• [Work to do]:
For each line below that contains the string "Where", copy that line.

• [Exercise data]:
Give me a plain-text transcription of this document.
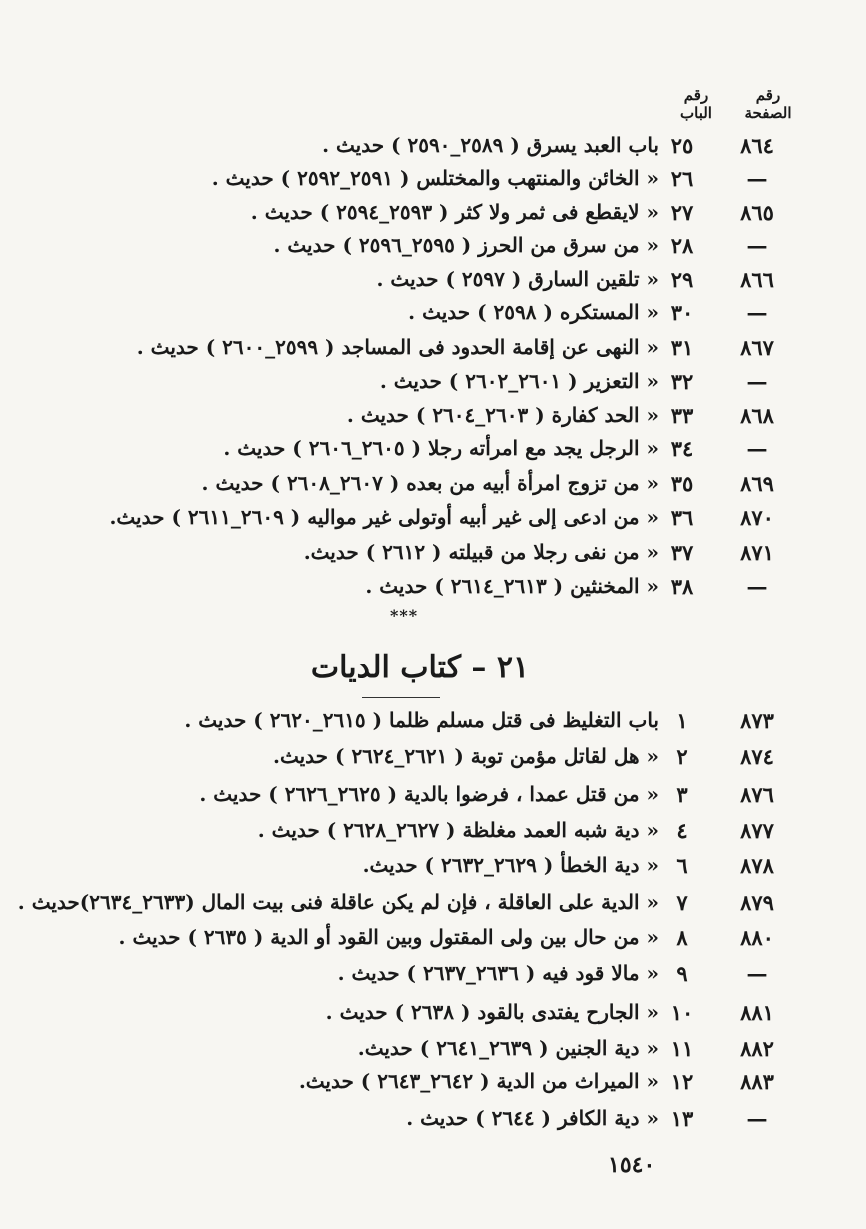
رقم
الصفحة
رقم
الباب
٨٦٤
٢٥
باب العبد يسرق ( ٢٥٨٩_٢٥٩٠ ) حديث .
—
٢٦
« الخائن والمنتهب والمختلس ( ٢٥٩١_٢٥٩٢ ) حديث .
٨٦٥
٢٧
« لايقطع فى ثمر ولا كثر ( ٢٥٩٣_٢٥٩٤ ) حديث .
—
٢٨
« من سرق من الحرز ( ٢٥٩٥_٢٥٩٦ ) حديث .
٨٦٦
٢٩
« تلقين السارق ( ٢٥٩٧ ) حديث .
—
٣٠
« المستكره ( ٢٥٩٨ ) حديث .
٨٦٧
٣١
« النهى عن إقامة الحدود فى المساجد ( ٢٥٩٩_٢٦٠٠ ) حديث .
—
٣٢
« التعزير ( ٢٦٠١_٢٦٠٢ ) حديث .
٨٦٨
٣٣
« الحد كفارة ( ٢٦٠٣_٢٦٠٤ ) حديث .
—
٣٤
« الرجل يجد مع امرأته رجلا ( ٢٦٠٥_٢٦٠٦ ) حديث .
٨٦٩
٣٥
« من تزوج امرأة أبيه من بعده ( ٢٦٠٧_٢٦٠٨ ) حديث .
٨٧٠
٣٦
« من ادعى إلى غير أبيه أوتولى غير مواليه ( ٢٦٠٩_٢٦١١ ) حديث.
٨٧١
٣٧
« من نفى رجلا من قبيلته ( ٢٦١٢ ) حديث.
—
٣٨
« المخنثين ( ٢٦١٣_٢٦١٤ ) حديث .
***
٢١ – كتاب الديات
٨٧٣
١
باب التغليظ فى قتل مسلم ظلما ( ٢٦١٥_٢٦٢٠ ) حديث .
٨٧٤
٢
« هل لقاتل مؤمن توبة ( ٢٦٢١_٢٦٢٤ ) حديث.
٨٧٦
٣
« من قتل عمدا ، فرضوا بالدية ( ٢٦٢٥_٢٦٢٦ ) حديث .
٨٧٧
٤
« دية شبه العمد مغلظة ( ٢٦٢٧_٢٦٢٨ ) حديث .
٨٧٨
٦
« دية الخطأ ( ٢٦٢٩_٢٦٣٢ ) حديث.
٨٧٩
٧
« الدية على العاقلة ، فإن لم يكن عاقلة فنى بيت المال (٢٦٣٣_٢٦٣٤)حديث .
٨٨٠
٨
« من حال بين ولى المقتول وبين القود أو الدية ( ٢٦٣٥ ) حديث .
—
٩
« مالا قود فيه ( ٢٦٣٦_٢٦٣٧ ) حديث .
٨٨١
١٠
« الجارح يفتدى بالقود ( ٢٦٣٨ ) حديث .
٨٨٢
١١
« دية الجنين ( ٢٦٣٩_٢٦٤١ ) حديث.
٨٨٣
١٢
« الميراث من الدية ( ٢٦٤٢_٢٦٤٣ ) حديث.
—
١٣
« دية الكافر ( ٢٦٤٤ ) حديث .
١٥٤٠
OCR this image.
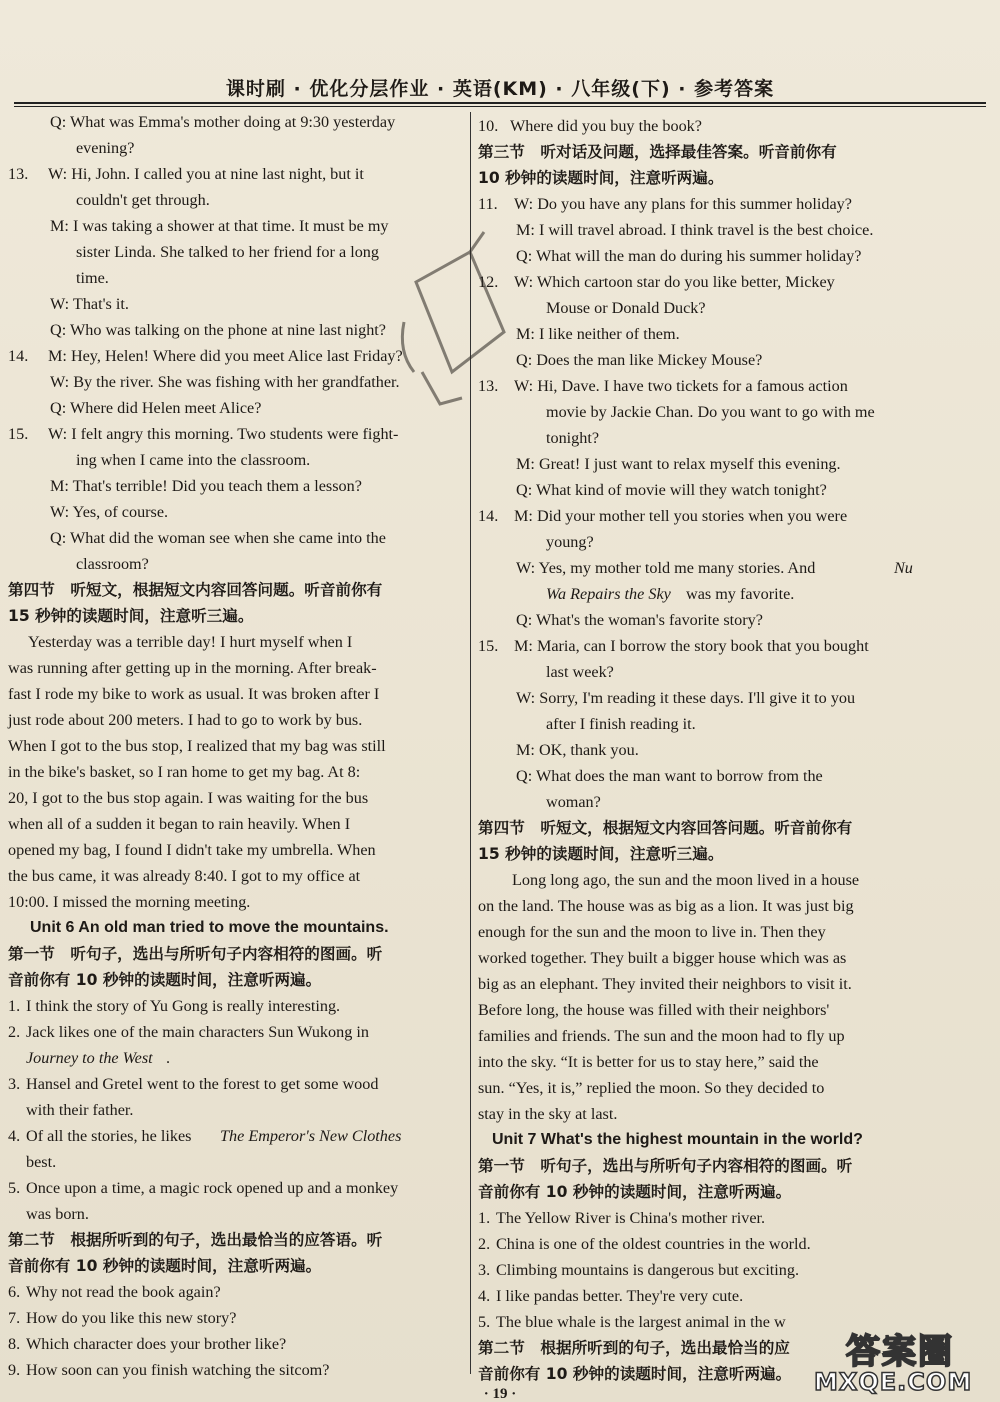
课时刷 · 优化分层作业 · 英语(KM) · 八年级(下) · 参考答案
Q: What was Emma's mother doing at 9:30 yesterday
evening?
13. W: Hi, John. I called you at nine last night, but it
couldn't get through.
M: I was taking a shower at that time. It must be my
sister Linda. She talked to her friend for a long
time.
W: That's it.
Q: Who was talking on the phone at nine last night?
14. M: Hey, Helen! Where did you meet Alice last Friday?
W: By the river. She was fishing with her grandfather.
Q: Where did Helen meet Alice?
15. W: I felt angry this morning. Two students were fight-
ing when I came into the classroom.
M: That's terrible! Did you teach them a lesson?
W: Yes, of course.
Q: What did the woman see when she came into the
classroom?
第四节　听短文，根据短文内容回答问题。听音前你有
15 秒钟的读题时间，注意听三遍。
Yesterday was a terrible day! I hurt myself when I
was running after getting up in the morning. After break-
fast I rode my bike to work as usual. It was broken after I
just rode about 200 meters. I had to go to work by bus.
When I got to the bus stop, I realized that my bag was still
in the bike's basket, so I ran home to get my bag. At 8:
20, I got to the bus stop again. I was waiting for the bus
when all of a sudden it began to rain heavily. When I
opened my bag, I found I didn't take my umbrella. When
the bus came, it was already 8:40. I got to my office at
10:00. I missed the morning meeting.
Unit 6 An old man tried to move the mountains.
第一节　听句子，选出与所听句子内容相符的图画。听
音前你有 10 秒钟的读题时间，注意听两遍。
1. I think the story of Yu Gong is really interesting.
2. Jack likes one of the main characters Sun Wukong in
Journey to the West .
3. Hansel and Gretel went to the forest to get some wood
with their father.
4. Of all the stories, he likes The Emperor's New Clothes
best.
5. Once upon a time, a magic rock opened up and a monkey
was born.
第二节　根据所听到的句子，选出最恰当的应答语。听
音前你有 10 秒钟的读题时间，注意听两遍。
6. Why not read the book again?
7. How do you like this new story?
8. Which character does your brother like?
9. How soon can you finish watching the sitcom?
10. Where did you buy the book?
第三节　听对话及问题，选择最佳答案。听音前你有
10 秒钟的读题时间，注意听两遍。
11. W: Do you have any plans for this summer holiday?
M: I will travel abroad. I think travel is the best choice.
Q: What will the man do during his summer holiday?
12. W: Which cartoon star do you like better, Mickey
Mouse or Donald Duck?
M: I like neither of them.
Q: Does the man like Mickey Mouse?
13. W: Hi, Dave. I have two tickets for a famous action
movie by Jackie Chan. Do you want to go with me
tonight?
M: Great! I just want to relax myself this evening.
Q: What kind of movie will they watch tonight?
14. M: Did your mother tell you stories when you were
young?
W: Yes, my mother told me many stories. And	Nu
Wa Repairs the Sky was my favorite.
Q: What's the woman's favorite story?
15. M: Maria, can I borrow the story book that you bought
last week?
W: Sorry, I'm reading it these days. I'll give it to you
after I finish reading it.
M: OK, thank you.
Q: What does the man want to borrow from the
woman?
第四节　听短文，根据短文内容回答问题。听音前你有
15 秒钟的读题时间，注意听三遍。
Long long ago, the sun and the moon lived in a house
on the land. The house was as big as a lion. It was just big
enough for the sun and the moon to live in. Then they
worked together. They built a bigger house which was as
big as an elephant. They invited their neighbors to visit it.
Before long, the house was filled with their neighbors'
families and friends. The sun and the moon had to fly up
into the sky. “It is better for us to stay here,” said the
sun. “Yes, it is,” replied the moon. So they decided to
stay in the sky at last.
Unit 7 What's the highest mountain in the world?
第一节　听句子，选出与所听句子内容相符的图画。听
音前你有 10 秒钟的读题时间，注意听两遍。
1. The Yellow River is China's mother river.
2. China is one of the oldest countries in the world.
3. Climbing mountains is dangerous but exciting.
4. I like pandas better. They're very cute.
5. The blue whale is the largest animal in the w
第二节　根据所听到的句子，选出最恰当的应
音前你有 10 秒钟的读题时间，注意听两遍。
答案圈
MXQE.COM
· 19 ·
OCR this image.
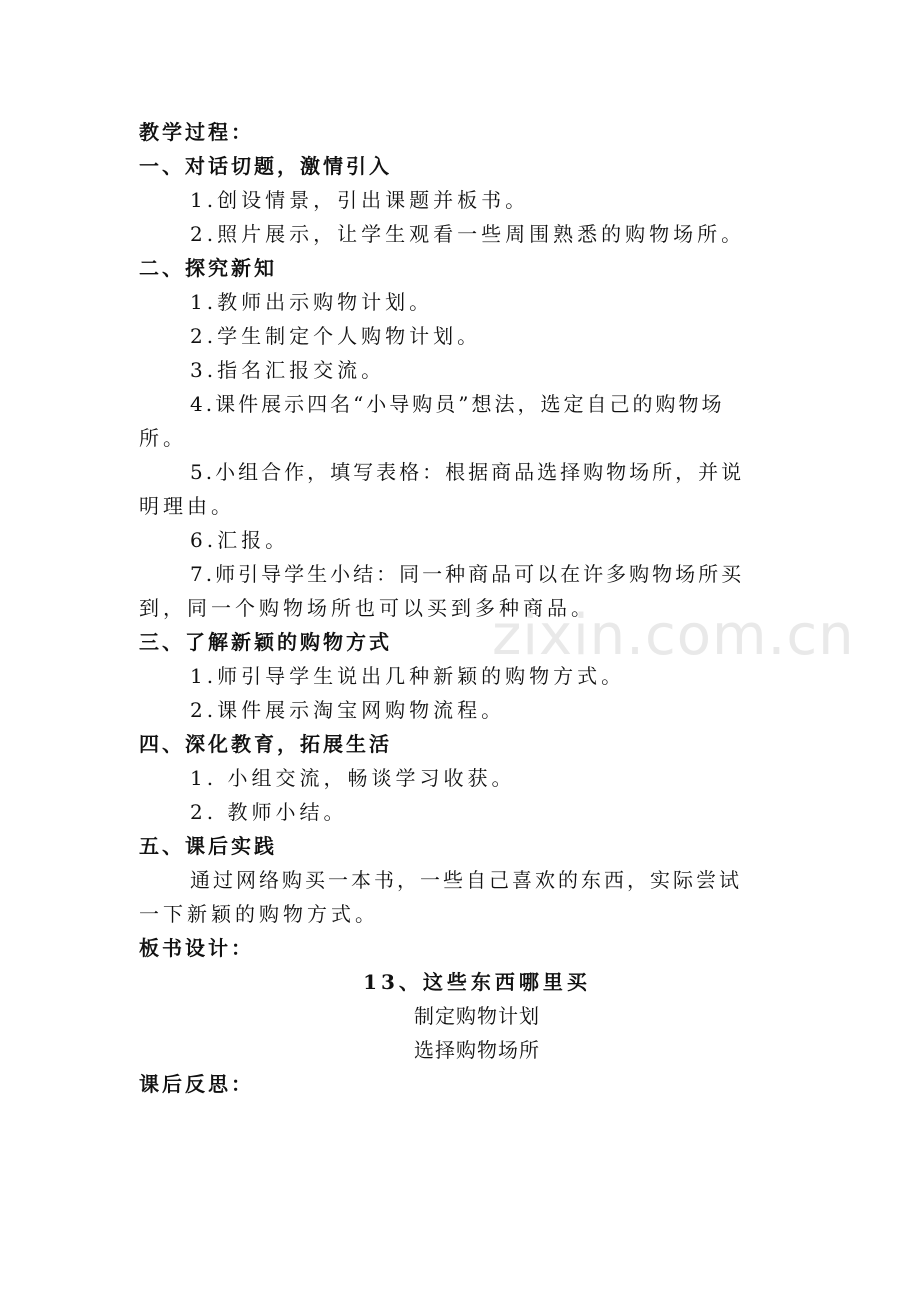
教学过程：
一、对话切题，激情引入
1.创设情景，引出课题并板书。
2.照片展示，让学生观看一些周围熟悉的购物场所。
二、探究新知
1.教师出示购物计划。
2.学生制定个人购物计划。
3.指名汇报交流。
4.课件展示四名“小导购员”想法，选定自己的购物场
所。
5.小组合作，填写表格：根据商品选择购物场所，并说
明理由。
6.汇报。
7.师引导学生小结：同一种商品可以在许多购物场所买
到，同一个购物场所也可以买到多种商品。
zixin.com.cn
三、了解新颖的购物方式
1.师引导学生说出几种新颖的购物方式。
2.课件展示淘宝网购物流程。
四、深化教育，拓展生活
1. 小组交流，畅谈学习收获。
2. 教师小结。
五、课后实践
通过网络购买一本书，一些自己喜欢的东西，实际尝试
一下新颖的购物方式。
板书设计：
13、这些东西哪里买
制定购物计划
选择购物场所
课后反思：
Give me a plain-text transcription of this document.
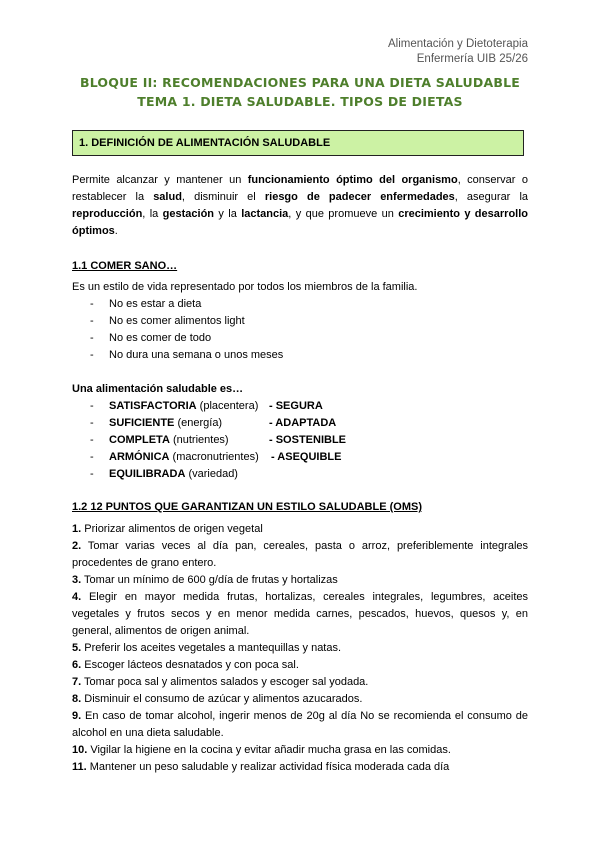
Alimentación y Dietoterapia
Enfermería UIB 25/26
BLOQUE II: RECOMENDACIONES PARA UNA DIETA SALUDABLE
TEMA 1. DIETA SALUDABLE. TIPOS DE DIETAS
1. DEFINICIÓN DE ALIMENTACIÓN SALUDABLE
Permite alcanzar y mantener un funcionamiento óptimo del organismo, conservar o restablecer la salud, disminuir el riesgo de padecer enfermedades, asegurar la reproducción, la gestación y la lactancia, y que promueve un crecimiento y desarrollo óptimos.
1.1 COMER SANO…
Es un estilo de vida representado por todos los miembros de la familia.
-	No es estar a dieta
-	No es comer alimentos light
-	No es comer de todo
-	No dura una semana o unos meses
Una alimentación saludable es…
-	SATISFACTORIA (placentera) - SEGURA
-	SUFICIENTE (energía)	- ADAPTADA
-	COMPLETA (nutrientes)	- SOSTENIBLE
-	ARMÓNICA (macronutrientes)	- ASEQUIBLE
-	EQUILIBRADA (variedad)
1.2 12 PUNTOS QUE GARANTIZAN UN ESTILO SALUDABLE (OMS)
1. Priorizar alimentos de origen vegetal
2. Tomar varias veces al día pan, cereales, pasta o arroz, preferiblemente integrales procedentes de grano entero.
3. Tomar un mínimo de 600 g/día de frutas y hortalizas
4. Elegir en mayor medida frutas, hortalizas, cereales integrales, legumbres, aceites vegetales y frutos secos y en menor medida carnes, pescados, huevos, quesos y, en general, alimentos de origen animal.
5. Preferir los aceites vegetales a mantequillas y natas.
6. Escoger lácteos desnatados y con poca sal.
7. Tomar poca sal y alimentos salados y escoger sal yodada.
8. Disminuir el consumo de azúcar y alimentos azucarados.
9. En caso de tomar alcohol, ingerir menos de 20g al día No se recomienda el consumo de alcohol en una dieta saludable.
10. Vigilar la higiene en la cocina y evitar añadir mucha grasa en las comidas.
11. Mantener un peso saludable y realizar actividad física moderada cada día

• [Solution for this task]:
14. M: Hey, Helen! Where did you meet Alice last Friday?
Q: Where did Helen meet Alice?
10. Where did you buy the book?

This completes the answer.